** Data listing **
↓↓↓
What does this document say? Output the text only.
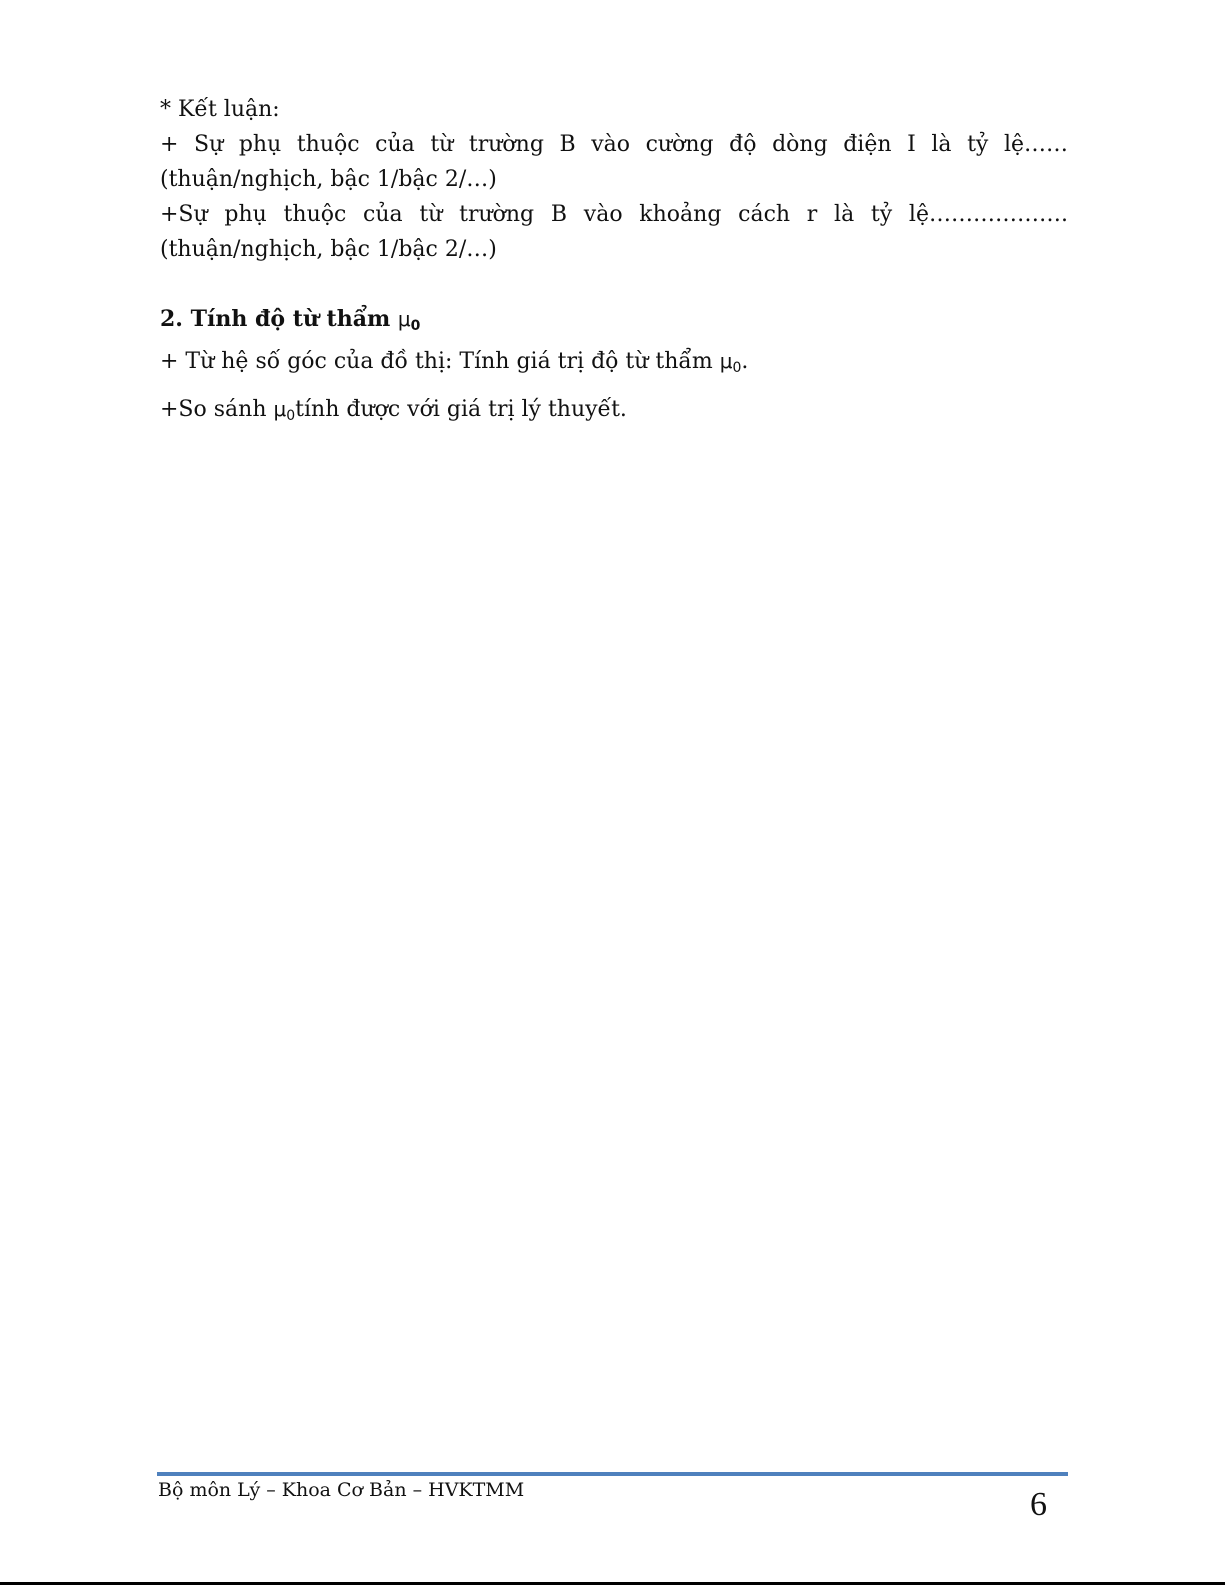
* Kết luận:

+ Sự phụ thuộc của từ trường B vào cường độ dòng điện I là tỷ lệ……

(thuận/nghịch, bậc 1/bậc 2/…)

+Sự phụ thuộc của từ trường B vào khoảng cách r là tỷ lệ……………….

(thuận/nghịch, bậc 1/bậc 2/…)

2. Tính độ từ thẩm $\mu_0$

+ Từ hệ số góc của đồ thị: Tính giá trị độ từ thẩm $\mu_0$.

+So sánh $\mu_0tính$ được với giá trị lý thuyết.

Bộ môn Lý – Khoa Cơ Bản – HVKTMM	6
↑↑↑
↓↓↓
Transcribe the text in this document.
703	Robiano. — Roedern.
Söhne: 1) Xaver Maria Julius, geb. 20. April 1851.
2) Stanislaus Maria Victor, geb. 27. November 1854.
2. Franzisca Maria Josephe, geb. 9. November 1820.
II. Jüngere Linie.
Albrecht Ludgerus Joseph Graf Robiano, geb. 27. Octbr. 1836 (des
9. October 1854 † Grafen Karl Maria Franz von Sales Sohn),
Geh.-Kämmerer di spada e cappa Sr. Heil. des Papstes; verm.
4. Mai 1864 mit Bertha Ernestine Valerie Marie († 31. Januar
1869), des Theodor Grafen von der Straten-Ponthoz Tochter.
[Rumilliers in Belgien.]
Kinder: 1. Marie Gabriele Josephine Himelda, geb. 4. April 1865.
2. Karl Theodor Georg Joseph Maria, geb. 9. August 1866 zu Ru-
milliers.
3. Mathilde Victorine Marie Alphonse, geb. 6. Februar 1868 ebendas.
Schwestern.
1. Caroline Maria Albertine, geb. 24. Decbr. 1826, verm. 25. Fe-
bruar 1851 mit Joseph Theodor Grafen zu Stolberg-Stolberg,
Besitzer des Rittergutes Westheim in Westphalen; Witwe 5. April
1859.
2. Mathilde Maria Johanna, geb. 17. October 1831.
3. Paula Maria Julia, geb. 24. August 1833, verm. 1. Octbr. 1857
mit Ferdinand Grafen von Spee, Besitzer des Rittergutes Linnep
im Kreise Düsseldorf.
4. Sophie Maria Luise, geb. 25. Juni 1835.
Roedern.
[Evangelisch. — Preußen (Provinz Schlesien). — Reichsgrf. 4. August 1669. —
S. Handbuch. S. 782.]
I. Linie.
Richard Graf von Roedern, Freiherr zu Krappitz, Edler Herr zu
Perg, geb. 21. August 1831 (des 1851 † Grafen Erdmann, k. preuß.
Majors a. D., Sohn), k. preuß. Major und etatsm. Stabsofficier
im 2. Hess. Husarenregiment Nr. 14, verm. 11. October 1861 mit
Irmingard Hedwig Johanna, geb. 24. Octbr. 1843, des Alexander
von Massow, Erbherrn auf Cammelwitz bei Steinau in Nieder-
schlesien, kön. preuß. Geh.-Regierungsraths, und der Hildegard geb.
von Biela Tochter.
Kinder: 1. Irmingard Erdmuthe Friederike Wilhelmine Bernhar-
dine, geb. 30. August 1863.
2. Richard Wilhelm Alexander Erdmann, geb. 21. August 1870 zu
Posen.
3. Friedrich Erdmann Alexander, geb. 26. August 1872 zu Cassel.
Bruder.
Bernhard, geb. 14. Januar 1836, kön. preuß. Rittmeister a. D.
↑↑↑
** INSTRUCTIONS TO FOLLOW **
Determine how many lines of the data contain the word "Alexander", and reply with that number only.

** OUTPUT FOR THIS EXERCISE **
3